What to produce:
Please retype the records below exactly, leaving out any pictures.

┌──

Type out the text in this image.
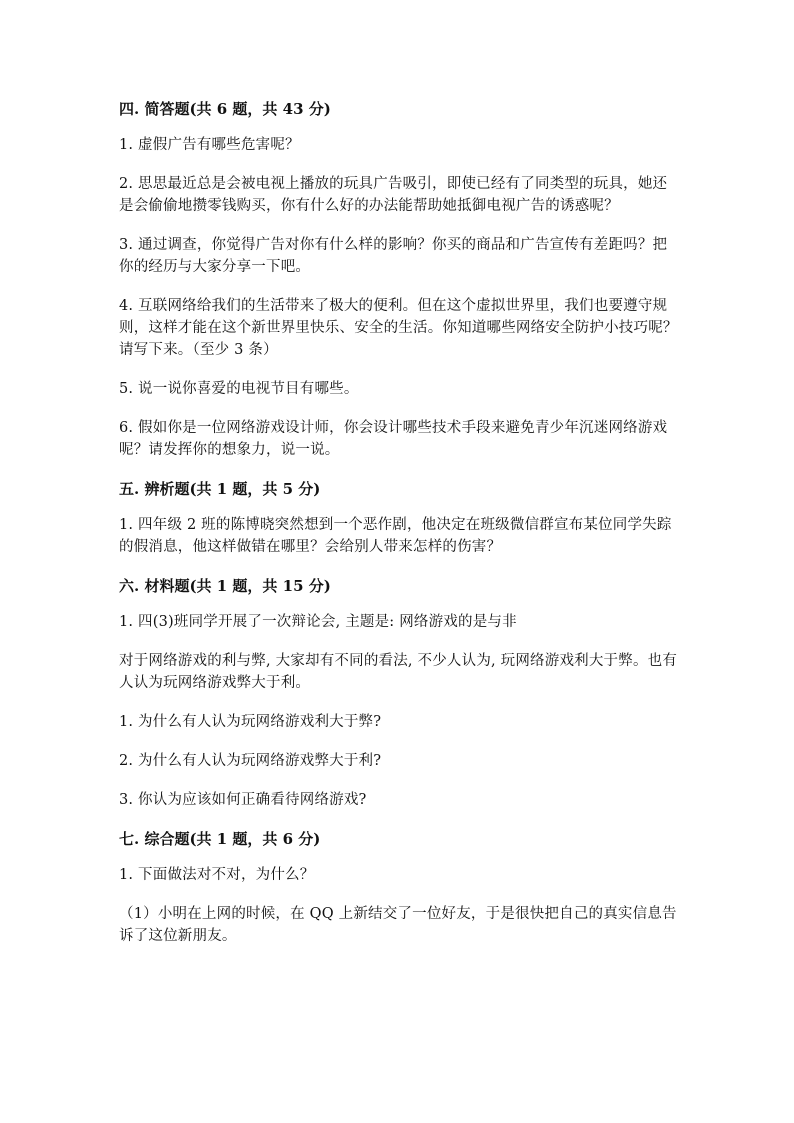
四. 简答题(共 6 题，共 43 分)
1. 虚假广告有哪些危害呢？
2. 思思最近总是会被电视上播放的玩具广告吸引，即使已经有了同类型的玩具，她还是会偷偷地攒零钱购买，你有什么好的办法能帮助她抵御电视广告的诱惑呢？
3. 通过调查，你觉得广告对你有什么样的影响？你买的商品和广告宣传有差距吗？把你的经历与大家分享一下吧。
4. 互联网络给我们的生活带来了极大的便利。但在这个虚拟世界里，我们也要遵守规则，这样才能在这个新世界里快乐、安全的生活。你知道哪些网络安全防护小技巧呢？请写下来。（至少 3 条）
5. 说一说你喜爱的电视节目有哪些。
6. 假如你是一位网络游戏设计师，你会设计哪些技术手段来避免青少年沉迷网络游戏呢？请发挥你的想象力，说一说。
五. 辨析题(共 1 题，共 5 分)
1. 四年级 2 班的陈博晓突然想到一个恶作剧，他决定在班级微信群宣布某位同学失踪的假消息，他这样做错在哪里？会给别人带来怎样的伤害？
六. 材料题(共 1 题，共 15 分)
1. 四(3)班同学开展了一次辩论会, 主题是: 网络游戏的是与非
对于网络游戏的利与弊, 大家却有不同的看法, 不少人认为, 玩网络游戏利大于弊。也有人认为玩网络游戏弊大于利。
1. 为什么有人认为玩网络游戏利大于弊?
2. 为什么有人认为玩网络游戏弊大于利?
3. 你认为应该如何正确看待网络游戏?
七. 综合题(共 1 题，共 6 分)
1. 下面做法对不对，为什么？
（1）小明在上网的时候，在 QQ 上新结交了一位好友，于是很快把自己的真实信息告诉了这位新朋友。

└──

Solved exercise:
Type out the text in this image.
四. 简答题(共 6 题，共 43 分)
1. 虚假广告有哪些危害呢？
2. 思思最近总是会被电视上播放的玩具广告吸引，即使已经有了同类型的玩具，她还是会偷偷地攒零钱购买，你有什么好的办法能帮助她抵御电视广告的诱惑呢？
3. 通过调查，你觉得广告对你有什么样的影响？你买的商品和广告宣传有差距吗？把你的经历与大家分享一下吧。
4. 互联网络给我们的生活带来了极大的便利。但在这个虚拟世界里，我们也要遵守规则，这样才能在这个新世界里快乐、安全的生活。你知道哪些网络安全防护小技巧呢？请写下来。（至少 3 条）
5. 说一说你喜爱的电视节目有哪些。
6. 假如你是一位网络游戏设计师，你会设计哪些技术手段来避免青少年沉迷网络游戏呢？请发挥你的想象力，说一说。
五. 辨析题(共 1 题，共 5 分)
1. 四年级 2 班的陈博晓突然想到一个恶作剧，他决定在班级微信群宣布某位同学失踪的假消息，他这样做错在哪里？会给别人带来怎样的伤害？
六. 材料题(共 1 题，共 15 分)
1. 四(3)班同学开展了一次辩论会, 主题是: 网络游戏的是与非
对于网络游戏的利与弊, 大家却有不同的看法, 不少人认为, 玩网络游戏利大于弊。也有人认为玩网络游戏弊大于利。
1. 为什么有人认为玩网络游戏利大于弊?
2. 为什么有人认为玩网络游戏弊大于利?
3. 你认为应该如何正确看待网络游戏?
七. 综合题(共 1 题，共 6 分)
1. 下面做法对不对，为什么？
（1）小明在上网的时候，在 QQ 上新结交了一位好友，于是很快把自己的真实信息告诉了这位新朋友。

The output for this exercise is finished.